▶ **Stated goal**: Translate this sentence from the forum post about new types in Rust into Spanish: "But I want it to show me errors, thus, I use a new type for bool, MyBool:"

▶ **Extracted text**:
▬▬▬

What I want to know is how do you do it(create a new type, that is) for an array type? eg. for the type of a in let a = [0; 4]; which is [{integer}; 4], array of four integer elements. And can you do it for an array of a specific type X and of a specific len Y ? or, only for an array of type T (think generics) and with/without(?) a specific array length embedded in the new type ?
So, for bool, the following code doesn't show any warnings/errors(even if you run cargo clippy on it):
#![deny(clippy::all, clippy::pedantic, clippy::nursery, warnings, future_incompatible,
nonstandard_style, non_ascii_idents, clippy::restriction, rust_2018_compatibility,
rust_2021_compatibility, unused)]
#![allow(clippy::print_stdout, clippy::use_debug, clippy::missing_docs_in_private_items)]
#![allow(clippy::blanket_clippy_restriction_lints)] //workaround clippy
// might want to deny later:
//#![allow(clippy::default_numeric_fallback)] // might want to deny later!
//#![allow(clippy::dbg_macro)]
fn main() {
let mut has_spawned:bool=false;
//...
let handler=std::thread::spawn(move || {
println!("Before {has_spawned}!"); // false
has_spawned=true;
println!("Set {has_spawned}!"); // true
});
#[allow(clippy::unwrap_used)]
handler.join().unwrap();
println!("Current {has_spawned}!"); // false
}
But I want it to show me errors, thus, I use a new type for bool, MyBool:
#![deny(clippy::all, clippy::pedantic, clippy::nursery, warnings, future_incompatible,
nonstandard_style, non_ascii_idents, clippy::restriction, rust_2018_compatibility,
rust_2021_compatibility, unused)]
#![allow(clippy::print_stdout, clippy::use_debug, clippy::missing_docs_in_private_items)]
#![allow(clippy::blanket_clippy_restriction_lints)] //workaround clippy
#[derive(Debug)]
struct MyBool(bool);
fn main() {
let mut my_has_spawned:MyBool=MyBool(false);
//...

▬▬▬

▶ **Data lines**:
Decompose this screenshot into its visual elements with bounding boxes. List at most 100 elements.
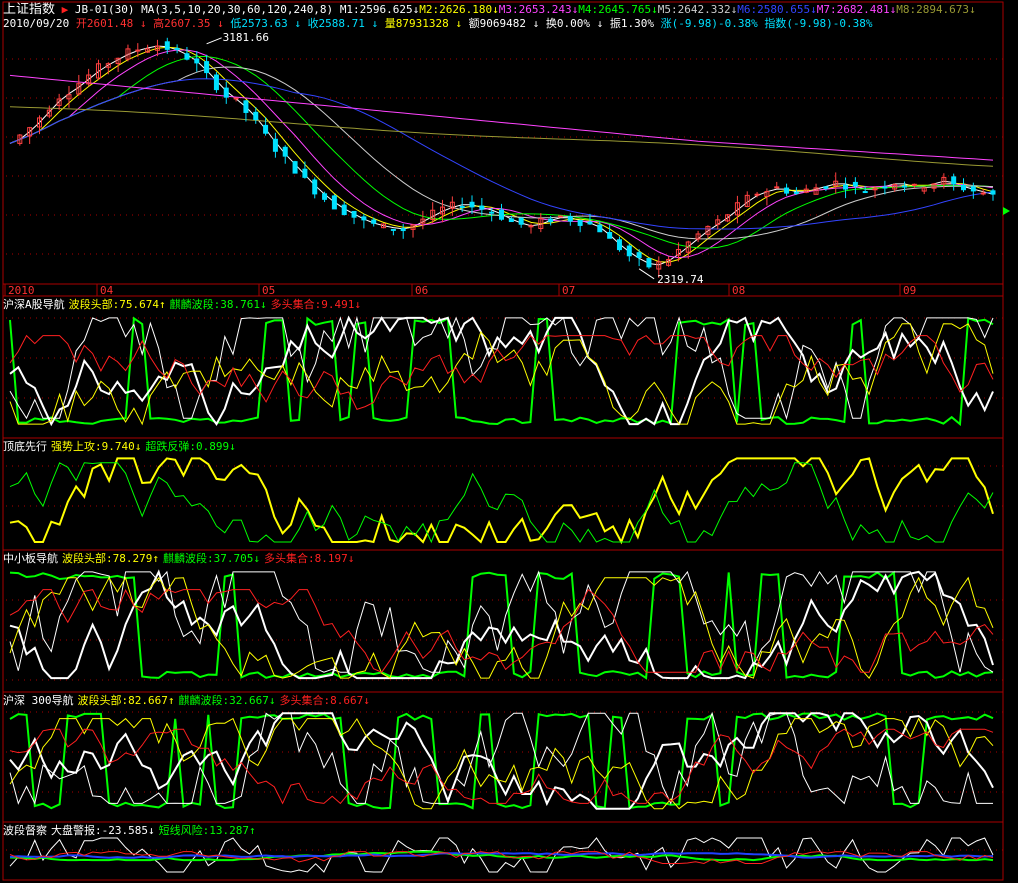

▬▬▬

▶ **Written answer**: Pero quiero que me muestre errores; por eso, uso un tipo nuevo para bool, MyBool: